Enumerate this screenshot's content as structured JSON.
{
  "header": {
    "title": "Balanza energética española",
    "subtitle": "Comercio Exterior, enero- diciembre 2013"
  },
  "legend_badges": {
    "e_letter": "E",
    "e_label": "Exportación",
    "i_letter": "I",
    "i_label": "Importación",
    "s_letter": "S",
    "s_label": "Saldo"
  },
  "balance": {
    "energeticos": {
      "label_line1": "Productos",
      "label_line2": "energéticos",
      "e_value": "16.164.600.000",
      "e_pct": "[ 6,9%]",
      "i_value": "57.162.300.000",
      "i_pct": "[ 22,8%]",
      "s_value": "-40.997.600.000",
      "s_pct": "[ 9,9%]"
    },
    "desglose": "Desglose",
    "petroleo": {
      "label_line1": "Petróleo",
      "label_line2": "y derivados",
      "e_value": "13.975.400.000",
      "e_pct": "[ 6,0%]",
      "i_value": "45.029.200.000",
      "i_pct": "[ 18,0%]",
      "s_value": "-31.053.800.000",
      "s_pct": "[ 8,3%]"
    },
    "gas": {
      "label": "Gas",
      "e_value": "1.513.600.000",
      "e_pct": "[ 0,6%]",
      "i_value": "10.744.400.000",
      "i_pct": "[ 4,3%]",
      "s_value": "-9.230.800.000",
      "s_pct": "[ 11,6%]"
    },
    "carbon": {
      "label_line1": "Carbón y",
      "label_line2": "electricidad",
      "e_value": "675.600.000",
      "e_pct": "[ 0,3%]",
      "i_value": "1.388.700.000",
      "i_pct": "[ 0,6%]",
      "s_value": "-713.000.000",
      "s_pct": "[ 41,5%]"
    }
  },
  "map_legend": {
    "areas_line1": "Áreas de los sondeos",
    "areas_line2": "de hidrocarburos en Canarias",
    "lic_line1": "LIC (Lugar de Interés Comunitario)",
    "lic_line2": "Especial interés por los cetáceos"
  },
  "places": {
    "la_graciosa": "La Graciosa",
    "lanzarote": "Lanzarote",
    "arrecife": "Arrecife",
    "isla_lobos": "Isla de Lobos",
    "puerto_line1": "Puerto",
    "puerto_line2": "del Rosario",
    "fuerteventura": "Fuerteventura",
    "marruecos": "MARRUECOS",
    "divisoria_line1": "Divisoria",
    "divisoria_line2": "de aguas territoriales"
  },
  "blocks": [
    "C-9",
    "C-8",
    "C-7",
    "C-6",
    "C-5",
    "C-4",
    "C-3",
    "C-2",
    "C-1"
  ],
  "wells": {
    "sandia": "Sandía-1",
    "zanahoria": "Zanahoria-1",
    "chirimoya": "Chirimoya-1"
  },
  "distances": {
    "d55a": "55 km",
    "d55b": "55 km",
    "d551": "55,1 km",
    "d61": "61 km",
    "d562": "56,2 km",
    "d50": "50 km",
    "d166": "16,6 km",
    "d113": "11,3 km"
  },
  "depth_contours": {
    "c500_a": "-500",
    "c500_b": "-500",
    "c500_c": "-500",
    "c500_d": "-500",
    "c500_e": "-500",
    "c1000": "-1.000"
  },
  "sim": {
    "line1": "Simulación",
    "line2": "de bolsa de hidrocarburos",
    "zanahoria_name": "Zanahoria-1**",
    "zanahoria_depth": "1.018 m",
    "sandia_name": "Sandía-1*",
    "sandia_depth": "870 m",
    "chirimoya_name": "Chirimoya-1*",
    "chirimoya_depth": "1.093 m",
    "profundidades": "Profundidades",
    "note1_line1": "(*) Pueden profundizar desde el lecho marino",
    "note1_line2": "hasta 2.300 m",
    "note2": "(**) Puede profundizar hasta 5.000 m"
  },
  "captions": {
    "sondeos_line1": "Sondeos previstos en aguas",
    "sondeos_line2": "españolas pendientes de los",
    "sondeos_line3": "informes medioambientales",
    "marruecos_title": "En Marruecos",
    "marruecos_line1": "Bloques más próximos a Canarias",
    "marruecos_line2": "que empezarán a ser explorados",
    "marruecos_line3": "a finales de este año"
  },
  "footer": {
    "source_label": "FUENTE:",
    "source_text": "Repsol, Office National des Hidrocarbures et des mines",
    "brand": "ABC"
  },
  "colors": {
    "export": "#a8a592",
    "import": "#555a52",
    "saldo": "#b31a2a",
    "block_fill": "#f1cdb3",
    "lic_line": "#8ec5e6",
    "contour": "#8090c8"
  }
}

**Exercise:**
Repeat all the entries word for word.

**Problem solution:**
Enumerate this screenshot's content as structured JSON.
{
  "header": {
    "title": "Balanza energética española",
    "subtitle": "Comercio Exterior, enero- diciembre 2013"
  },
  "legend_badges": {
    "e_letter": "E",
    "e_label": "Exportación",
    "i_letter": "I",
    "i_label": "Importación",
    "s_letter": "S",
    "s_label": "Saldo"
  },
  "balance": {
    "energeticos": {
      "label_line1": "Productos",
      "label_line2": "energéticos",
      "e_value": "16.164.600.000",
      "e_pct": "[ 6,9%]",
      "i_value": "57.162.300.000",
      "i_pct": "[ 22,8%]",
      "s_value": "-40.997.600.000",
      "s_pct": "[ 9,9%]"
    },
    "desglose": "Desglose",
    "petroleo": {
      "label_line1": "Petróleo",
      "label_line2": "y derivados",
      "e_value": "13.975.400.000",
      "e_pct": "[ 6,0%]",
      "i_value": "45.029.200.000",
      "i_pct": "[ 18,0%]",
      "s_value": "-31.053.800.000",
      "s_pct": "[ 8,3%]"
    },
    "gas": {
      "label": "Gas",
      "e_value": "1.513.600.000",
      "e_pct": "[ 0,6%]",
      "i_value": "10.744.400.000",
      "i_pct": "[ 4,3%]",
      "s_value": "-9.230.800.000",
      "s_pct": "[ 11,6%]"
    },
    "carbon": {
      "label_line1": "Carbón y",
      "label_line2": "electricidad",
      "e_value": "675.600.000",
      "e_pct": "[ 0,3%]",
      "i_value": "1.388.700.000",
      "i_pct": "[ 0,6%]",
      "s_value": "-713.000.000",
      "s_pct": "[ 41,5%]"
    }
  },
  "map_legend": {
    "areas_line1": "Áreas de los sondeos",
    "areas_line2": "de hidrocarburos en Canarias",
    "lic_line1": "LIC (Lugar de Interés Comunitario)",
    "lic_line2": "Especial interés por los cetáceos"
  },
  "places": {
    "la_graciosa": "La Graciosa",
    "lanzarote": "Lanzarote",
    "arrecife": "Arrecife",
    "isla_lobos": "Isla de Lobos",
    "puerto_line1": "Puerto",
    "puerto_line2": "del Rosario",
    "fuerteventura": "Fuerteventura",
    "marruecos": "MARRUECOS",
    "divisoria_line1": "Divisoria",
    "divisoria_line2": "de aguas territoriales"
  },
  "blocks": [
    "C-9",
    "C-8",
    "C-7",
    "C-6",
    "C-5",
    "C-4",
    "C-3",
    "C-2",
    "C-1"
  ],
  "wells": {
    "sandia": "Sandía-1",
    "zanahoria": "Zanahoria-1",
    "chirimoya": "Chirimoya-1"
  },
  "distances": {
    "d55a": "55 km",
    "d55b": "55 km",
    "d551": "55,1 km",
    "d61": "61 km",
    "d562": "56,2 km",
    "d50": "50 km",
    "d166": "16,6 km",
    "d113": "11,3 km"
  },
  "depth_contours": {
    "c500_a": "-500",
    "c500_b": "-500",
    "c500_c": "-500",
    "c500_d": "-500",
    "c500_e": "-500",
    "c1000": "-1.000"
  },
  "sim": {
    "line1": "Simulación",
    "line2": "de bolsa de hidrocarburos",
    "zanahoria_name": "Zanahoria-1**",
    "zanahoria_depth": "1.018 m",
    "sandia_name": "Sandía-1*",
    "sandia_depth": "870 m",
    "chirimoya_name": "Chirimoya-1*",
    "chirimoya_depth": "1.093 m",
    "profundidades": "Profundidades",
    "note1_line1": "(*) Pueden profundizar desde el lecho marino",
    "note1_line2": "hasta 2.300 m",
    "note2": "(**) Puede profundizar hasta 5.000 m"
  },
  "captions": {
    "sondeos_line1": "Sondeos previstos en aguas",
    "sondeos_line2": "españolas pendientes de los",
    "sondeos_line3": "informes medioambientales",
    "marruecos_title": "En Marruecos",
    "marruecos_line1": "Bloques más próximos a Canarias",
    "marruecos_line2": "que empezarán a ser explorados",
    "marruecos_line3": "a finales de este año"
  },
  "footer": {
    "source_label": "FUENTE:",
    "source_text": "Repsol, Office National des Hidrocarbures et des mines",
    "brand": "ABC"
  },
  "colors": {
    "export": "#a8a592",
    "import": "#555a52",
    "saldo": "#b31a2a",
    "block_fill": "#f1cdb3",
    "lic_line": "#8ec5e6",
    "contour": "#8090c8"
  }
}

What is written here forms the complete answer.